* **Objective**: Look over the lines below. Report each one that includes the string "JSON".

* **Recorded information**:
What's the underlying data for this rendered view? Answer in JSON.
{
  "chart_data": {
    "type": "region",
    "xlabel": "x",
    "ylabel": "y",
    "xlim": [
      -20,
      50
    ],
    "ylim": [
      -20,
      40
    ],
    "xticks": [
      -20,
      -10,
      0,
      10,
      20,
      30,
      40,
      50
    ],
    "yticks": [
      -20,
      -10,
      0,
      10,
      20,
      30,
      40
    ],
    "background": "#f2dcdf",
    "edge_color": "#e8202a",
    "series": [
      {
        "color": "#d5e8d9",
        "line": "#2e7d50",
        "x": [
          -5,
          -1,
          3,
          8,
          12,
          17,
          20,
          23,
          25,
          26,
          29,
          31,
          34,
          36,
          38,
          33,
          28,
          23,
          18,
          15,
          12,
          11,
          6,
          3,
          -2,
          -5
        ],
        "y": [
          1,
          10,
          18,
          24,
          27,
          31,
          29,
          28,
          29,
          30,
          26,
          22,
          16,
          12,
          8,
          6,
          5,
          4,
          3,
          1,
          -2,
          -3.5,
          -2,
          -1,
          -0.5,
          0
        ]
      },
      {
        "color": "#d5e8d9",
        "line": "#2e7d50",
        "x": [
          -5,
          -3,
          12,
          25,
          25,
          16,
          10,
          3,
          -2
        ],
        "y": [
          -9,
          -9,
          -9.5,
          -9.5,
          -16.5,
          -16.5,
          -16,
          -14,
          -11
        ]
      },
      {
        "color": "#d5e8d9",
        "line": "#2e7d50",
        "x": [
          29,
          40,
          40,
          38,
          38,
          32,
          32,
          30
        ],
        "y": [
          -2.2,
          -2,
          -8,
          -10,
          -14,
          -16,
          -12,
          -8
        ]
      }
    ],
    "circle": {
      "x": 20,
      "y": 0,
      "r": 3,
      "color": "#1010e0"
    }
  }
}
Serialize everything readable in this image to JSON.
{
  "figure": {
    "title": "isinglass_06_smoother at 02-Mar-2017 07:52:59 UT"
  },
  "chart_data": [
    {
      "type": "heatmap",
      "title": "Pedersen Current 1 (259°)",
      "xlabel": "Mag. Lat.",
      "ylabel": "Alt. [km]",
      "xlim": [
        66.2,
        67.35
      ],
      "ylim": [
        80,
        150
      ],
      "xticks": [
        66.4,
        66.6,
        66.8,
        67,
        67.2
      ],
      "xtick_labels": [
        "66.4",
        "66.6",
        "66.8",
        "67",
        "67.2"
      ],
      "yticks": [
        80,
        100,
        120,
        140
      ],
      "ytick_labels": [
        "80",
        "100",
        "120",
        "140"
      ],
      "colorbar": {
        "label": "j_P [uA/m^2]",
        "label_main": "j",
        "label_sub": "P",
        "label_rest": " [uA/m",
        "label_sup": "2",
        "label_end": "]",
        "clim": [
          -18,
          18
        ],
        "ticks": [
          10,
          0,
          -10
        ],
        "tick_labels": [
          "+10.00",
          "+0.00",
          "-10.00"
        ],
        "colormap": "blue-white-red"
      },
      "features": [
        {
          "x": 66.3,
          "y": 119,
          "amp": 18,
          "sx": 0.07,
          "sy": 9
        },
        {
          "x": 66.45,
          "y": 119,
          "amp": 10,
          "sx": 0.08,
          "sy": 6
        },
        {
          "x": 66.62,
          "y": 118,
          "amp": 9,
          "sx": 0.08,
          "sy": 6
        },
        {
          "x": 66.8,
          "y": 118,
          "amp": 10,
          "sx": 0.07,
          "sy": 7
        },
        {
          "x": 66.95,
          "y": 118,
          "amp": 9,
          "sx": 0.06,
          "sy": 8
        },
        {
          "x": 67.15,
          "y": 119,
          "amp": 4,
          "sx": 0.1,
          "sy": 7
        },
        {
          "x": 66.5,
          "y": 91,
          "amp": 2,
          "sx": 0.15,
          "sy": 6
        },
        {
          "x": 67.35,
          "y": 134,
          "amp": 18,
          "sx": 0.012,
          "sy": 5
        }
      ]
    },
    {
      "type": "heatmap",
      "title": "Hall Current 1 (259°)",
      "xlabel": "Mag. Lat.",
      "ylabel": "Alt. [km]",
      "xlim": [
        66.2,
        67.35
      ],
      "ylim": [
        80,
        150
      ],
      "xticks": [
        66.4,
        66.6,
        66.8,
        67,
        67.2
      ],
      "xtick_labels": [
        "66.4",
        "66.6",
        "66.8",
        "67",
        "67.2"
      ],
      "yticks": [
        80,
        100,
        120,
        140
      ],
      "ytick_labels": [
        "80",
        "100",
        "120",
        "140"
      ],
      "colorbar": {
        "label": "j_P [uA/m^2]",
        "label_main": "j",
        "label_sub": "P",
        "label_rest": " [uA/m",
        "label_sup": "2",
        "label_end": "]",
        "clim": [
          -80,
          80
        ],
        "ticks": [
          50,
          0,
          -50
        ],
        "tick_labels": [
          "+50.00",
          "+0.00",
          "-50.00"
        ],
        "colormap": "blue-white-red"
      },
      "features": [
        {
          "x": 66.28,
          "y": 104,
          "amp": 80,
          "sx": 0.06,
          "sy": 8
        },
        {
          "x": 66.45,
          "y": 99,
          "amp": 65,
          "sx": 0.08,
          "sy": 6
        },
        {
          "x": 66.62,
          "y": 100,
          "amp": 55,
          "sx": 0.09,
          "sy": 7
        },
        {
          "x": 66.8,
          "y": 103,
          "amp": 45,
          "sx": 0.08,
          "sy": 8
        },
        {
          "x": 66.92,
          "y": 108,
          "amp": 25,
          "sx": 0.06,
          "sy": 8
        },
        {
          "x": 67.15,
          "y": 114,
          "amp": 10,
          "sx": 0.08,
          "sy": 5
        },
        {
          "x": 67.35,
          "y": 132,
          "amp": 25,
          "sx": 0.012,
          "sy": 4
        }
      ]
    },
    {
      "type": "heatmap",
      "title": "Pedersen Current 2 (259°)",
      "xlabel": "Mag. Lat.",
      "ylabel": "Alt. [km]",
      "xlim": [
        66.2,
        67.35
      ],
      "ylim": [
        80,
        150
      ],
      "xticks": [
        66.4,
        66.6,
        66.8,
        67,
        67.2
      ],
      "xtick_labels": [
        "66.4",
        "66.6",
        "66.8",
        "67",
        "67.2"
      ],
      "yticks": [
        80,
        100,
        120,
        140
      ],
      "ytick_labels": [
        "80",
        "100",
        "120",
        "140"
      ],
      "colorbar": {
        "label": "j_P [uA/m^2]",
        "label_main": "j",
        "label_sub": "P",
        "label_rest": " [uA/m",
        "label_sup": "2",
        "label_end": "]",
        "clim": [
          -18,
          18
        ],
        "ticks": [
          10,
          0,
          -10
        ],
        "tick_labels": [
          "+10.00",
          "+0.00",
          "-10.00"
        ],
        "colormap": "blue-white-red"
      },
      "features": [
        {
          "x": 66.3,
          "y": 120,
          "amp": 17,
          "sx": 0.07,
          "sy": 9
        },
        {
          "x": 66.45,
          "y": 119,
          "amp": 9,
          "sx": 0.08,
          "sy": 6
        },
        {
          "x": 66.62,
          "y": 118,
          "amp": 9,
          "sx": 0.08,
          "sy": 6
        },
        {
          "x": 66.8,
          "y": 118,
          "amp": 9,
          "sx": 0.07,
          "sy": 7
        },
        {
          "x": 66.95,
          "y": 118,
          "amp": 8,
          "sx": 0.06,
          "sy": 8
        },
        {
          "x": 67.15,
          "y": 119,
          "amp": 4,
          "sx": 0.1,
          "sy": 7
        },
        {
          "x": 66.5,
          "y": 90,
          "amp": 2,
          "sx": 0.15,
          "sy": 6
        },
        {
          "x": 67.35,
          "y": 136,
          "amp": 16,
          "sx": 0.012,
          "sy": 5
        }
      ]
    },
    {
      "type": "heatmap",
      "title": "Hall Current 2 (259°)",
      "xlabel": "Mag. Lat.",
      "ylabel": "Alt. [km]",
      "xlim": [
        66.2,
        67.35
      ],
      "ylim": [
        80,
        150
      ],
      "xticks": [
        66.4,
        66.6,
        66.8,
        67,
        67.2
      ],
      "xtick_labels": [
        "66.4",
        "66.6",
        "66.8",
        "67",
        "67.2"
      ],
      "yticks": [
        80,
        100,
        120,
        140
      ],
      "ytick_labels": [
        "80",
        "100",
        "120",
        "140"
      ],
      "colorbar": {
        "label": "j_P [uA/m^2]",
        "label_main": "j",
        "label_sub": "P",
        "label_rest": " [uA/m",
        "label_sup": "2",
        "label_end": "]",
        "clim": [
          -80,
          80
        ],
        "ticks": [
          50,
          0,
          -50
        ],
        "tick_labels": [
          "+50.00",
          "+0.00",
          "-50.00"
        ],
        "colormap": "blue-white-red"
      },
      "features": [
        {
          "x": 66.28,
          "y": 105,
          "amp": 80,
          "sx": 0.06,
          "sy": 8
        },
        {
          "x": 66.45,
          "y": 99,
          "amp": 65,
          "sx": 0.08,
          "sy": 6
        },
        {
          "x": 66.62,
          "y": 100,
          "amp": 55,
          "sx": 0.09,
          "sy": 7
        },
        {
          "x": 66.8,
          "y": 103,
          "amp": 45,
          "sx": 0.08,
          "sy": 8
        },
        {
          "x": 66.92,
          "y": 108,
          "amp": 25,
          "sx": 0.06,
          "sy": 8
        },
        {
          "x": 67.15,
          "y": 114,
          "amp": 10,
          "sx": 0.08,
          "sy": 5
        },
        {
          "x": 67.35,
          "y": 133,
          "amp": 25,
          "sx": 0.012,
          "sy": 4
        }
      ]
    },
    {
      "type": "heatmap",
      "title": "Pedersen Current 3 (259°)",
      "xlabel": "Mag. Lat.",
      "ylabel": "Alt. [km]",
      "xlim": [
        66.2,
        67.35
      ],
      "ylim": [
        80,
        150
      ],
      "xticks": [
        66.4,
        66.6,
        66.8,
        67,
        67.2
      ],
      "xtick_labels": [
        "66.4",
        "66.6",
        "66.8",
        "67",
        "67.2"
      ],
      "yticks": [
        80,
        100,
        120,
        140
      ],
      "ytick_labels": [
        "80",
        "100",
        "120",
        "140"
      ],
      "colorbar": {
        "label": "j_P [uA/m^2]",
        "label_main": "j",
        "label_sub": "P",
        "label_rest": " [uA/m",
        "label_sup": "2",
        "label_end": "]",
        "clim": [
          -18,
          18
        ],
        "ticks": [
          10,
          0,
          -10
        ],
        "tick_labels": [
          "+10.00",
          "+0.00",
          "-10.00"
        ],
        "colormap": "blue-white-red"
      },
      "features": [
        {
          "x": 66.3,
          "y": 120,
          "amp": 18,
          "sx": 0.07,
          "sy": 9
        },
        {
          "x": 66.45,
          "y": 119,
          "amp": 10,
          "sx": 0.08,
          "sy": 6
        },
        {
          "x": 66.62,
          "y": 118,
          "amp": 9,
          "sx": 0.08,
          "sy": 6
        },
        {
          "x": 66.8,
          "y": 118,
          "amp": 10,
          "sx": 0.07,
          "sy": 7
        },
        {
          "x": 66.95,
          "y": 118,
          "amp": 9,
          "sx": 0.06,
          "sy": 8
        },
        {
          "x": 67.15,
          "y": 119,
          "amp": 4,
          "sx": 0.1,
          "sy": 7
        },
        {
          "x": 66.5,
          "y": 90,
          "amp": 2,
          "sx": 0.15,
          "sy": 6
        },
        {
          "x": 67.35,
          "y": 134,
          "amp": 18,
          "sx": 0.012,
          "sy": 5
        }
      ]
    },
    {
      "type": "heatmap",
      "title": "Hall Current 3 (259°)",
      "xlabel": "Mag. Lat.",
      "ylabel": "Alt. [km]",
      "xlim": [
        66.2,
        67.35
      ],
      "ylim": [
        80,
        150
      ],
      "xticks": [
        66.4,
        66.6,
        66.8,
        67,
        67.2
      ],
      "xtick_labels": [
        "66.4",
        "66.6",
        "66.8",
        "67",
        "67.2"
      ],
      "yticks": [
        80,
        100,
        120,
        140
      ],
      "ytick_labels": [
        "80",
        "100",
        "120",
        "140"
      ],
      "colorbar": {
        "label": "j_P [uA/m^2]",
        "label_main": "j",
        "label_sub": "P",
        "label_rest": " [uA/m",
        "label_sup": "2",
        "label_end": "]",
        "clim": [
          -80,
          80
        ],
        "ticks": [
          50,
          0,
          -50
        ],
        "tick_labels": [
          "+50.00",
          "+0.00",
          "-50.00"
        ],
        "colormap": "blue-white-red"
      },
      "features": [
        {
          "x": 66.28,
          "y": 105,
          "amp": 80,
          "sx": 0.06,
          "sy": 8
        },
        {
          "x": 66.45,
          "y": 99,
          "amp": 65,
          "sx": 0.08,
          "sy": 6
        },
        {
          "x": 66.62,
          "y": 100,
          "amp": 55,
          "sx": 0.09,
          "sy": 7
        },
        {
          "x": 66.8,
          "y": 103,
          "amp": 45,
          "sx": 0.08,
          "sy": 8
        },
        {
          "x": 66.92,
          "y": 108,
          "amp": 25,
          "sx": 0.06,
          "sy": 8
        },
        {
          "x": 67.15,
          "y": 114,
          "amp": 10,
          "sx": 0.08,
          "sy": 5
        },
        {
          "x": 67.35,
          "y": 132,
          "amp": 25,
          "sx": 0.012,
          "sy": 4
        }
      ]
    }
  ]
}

* **The solution**:
What's the underlying data for this rendered view? Answer in JSON.
Serialize everything readable in this image to JSON.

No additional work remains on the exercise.